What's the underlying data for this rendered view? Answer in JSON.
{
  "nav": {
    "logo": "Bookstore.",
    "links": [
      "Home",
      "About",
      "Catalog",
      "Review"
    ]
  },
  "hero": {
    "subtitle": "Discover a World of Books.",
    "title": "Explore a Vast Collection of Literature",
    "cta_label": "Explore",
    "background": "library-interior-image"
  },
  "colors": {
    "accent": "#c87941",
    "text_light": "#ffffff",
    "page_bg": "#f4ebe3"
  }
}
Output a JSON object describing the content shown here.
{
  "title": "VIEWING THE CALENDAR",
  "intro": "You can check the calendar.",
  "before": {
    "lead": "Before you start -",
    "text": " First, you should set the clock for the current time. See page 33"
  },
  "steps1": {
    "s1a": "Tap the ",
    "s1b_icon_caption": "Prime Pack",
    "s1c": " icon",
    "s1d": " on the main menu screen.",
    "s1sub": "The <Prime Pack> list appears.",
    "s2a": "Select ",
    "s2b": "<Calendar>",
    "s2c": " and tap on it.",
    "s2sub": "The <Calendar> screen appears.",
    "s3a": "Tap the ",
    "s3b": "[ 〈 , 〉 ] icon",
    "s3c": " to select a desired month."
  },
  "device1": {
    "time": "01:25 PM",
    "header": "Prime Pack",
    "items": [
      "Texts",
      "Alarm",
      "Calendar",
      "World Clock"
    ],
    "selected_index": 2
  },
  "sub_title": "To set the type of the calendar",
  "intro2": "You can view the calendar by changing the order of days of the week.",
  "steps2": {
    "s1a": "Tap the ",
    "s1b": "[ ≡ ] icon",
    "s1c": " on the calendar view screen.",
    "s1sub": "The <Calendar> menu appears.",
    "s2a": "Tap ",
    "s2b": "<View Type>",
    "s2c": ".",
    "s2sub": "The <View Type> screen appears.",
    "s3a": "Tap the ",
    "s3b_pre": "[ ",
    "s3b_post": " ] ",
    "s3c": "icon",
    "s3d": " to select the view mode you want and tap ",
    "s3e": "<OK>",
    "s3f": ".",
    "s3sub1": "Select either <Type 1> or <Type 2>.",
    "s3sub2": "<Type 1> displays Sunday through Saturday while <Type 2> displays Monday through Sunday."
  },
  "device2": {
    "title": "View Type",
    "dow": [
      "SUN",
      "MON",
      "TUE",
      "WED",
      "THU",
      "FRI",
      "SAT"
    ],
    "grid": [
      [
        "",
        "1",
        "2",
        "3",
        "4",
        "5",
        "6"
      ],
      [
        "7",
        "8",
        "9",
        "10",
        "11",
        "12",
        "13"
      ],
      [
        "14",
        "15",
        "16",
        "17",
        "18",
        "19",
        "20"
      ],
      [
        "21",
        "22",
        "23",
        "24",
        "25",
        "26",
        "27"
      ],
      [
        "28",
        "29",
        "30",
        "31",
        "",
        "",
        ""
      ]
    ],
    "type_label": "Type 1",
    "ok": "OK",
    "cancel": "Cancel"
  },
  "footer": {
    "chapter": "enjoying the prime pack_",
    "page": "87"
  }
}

##########

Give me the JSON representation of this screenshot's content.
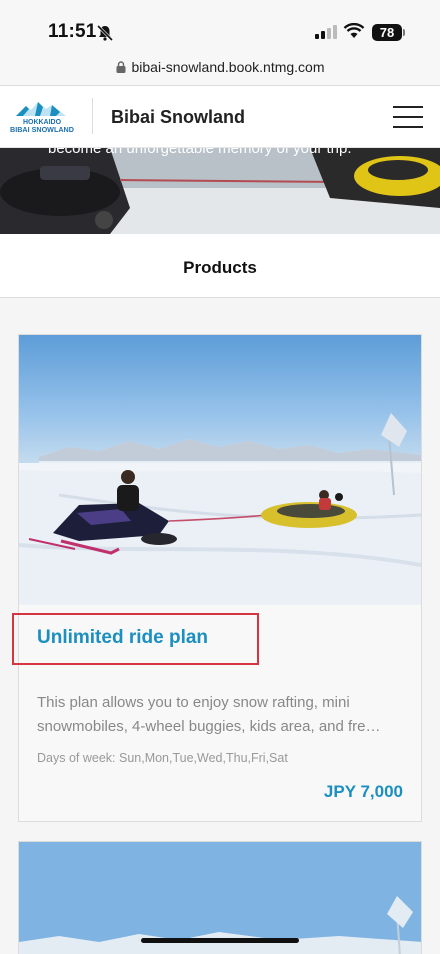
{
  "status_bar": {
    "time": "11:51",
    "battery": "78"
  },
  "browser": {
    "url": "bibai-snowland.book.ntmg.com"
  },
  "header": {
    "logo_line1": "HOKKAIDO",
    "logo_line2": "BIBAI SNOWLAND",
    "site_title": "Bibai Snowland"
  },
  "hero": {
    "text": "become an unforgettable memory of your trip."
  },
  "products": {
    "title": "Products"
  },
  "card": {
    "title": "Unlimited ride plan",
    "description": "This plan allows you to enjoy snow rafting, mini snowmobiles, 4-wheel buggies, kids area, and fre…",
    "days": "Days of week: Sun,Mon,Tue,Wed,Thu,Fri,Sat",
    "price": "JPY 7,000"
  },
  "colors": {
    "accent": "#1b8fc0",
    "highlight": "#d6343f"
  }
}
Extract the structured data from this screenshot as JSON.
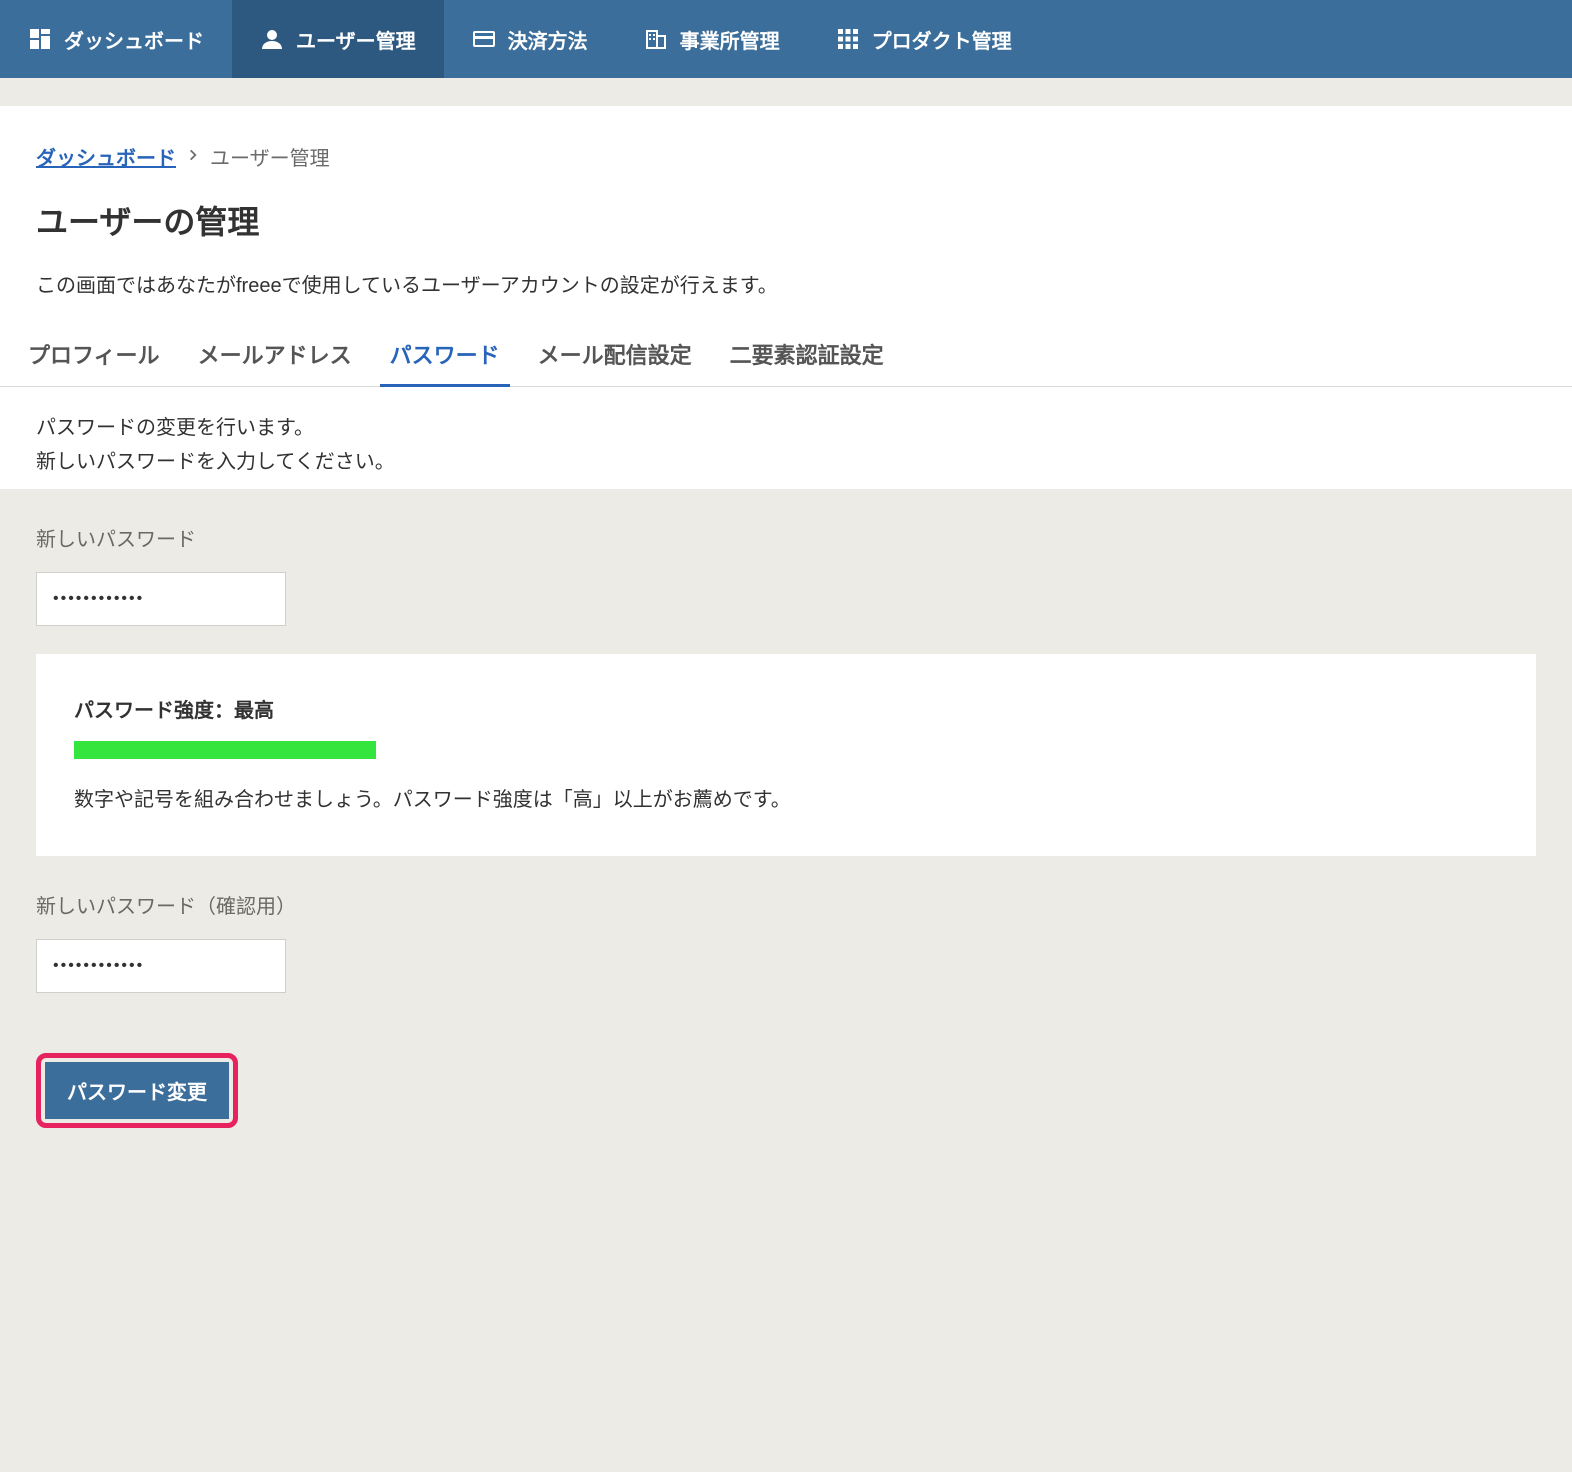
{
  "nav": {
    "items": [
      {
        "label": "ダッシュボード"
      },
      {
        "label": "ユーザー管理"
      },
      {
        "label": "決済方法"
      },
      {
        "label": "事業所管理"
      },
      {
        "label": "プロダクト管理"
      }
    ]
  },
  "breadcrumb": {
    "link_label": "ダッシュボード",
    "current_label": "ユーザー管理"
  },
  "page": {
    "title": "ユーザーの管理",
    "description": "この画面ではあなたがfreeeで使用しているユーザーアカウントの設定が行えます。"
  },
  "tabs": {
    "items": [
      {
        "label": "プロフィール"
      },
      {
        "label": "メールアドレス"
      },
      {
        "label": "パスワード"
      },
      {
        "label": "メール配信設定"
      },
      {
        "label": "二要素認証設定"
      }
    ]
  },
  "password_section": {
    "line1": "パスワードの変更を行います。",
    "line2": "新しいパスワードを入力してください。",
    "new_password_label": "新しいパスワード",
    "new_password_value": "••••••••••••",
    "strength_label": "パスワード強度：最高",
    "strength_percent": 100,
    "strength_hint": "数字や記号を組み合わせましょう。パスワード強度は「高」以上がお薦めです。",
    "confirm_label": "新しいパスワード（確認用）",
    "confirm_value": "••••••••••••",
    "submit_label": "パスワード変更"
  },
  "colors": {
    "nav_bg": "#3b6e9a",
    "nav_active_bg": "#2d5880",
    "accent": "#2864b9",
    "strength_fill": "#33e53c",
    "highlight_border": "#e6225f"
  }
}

##########

## WHAT TO WORK ON
Select, from the listing, all lines that include the word "plan".

## SOLUTION FOR THIS TASK
    "title": "Unlimited ride plan",
    "description": "This plan allows you to enjoy snow rafting, mini snowmobiles, 4-wheel buggies, kids area, and fre…",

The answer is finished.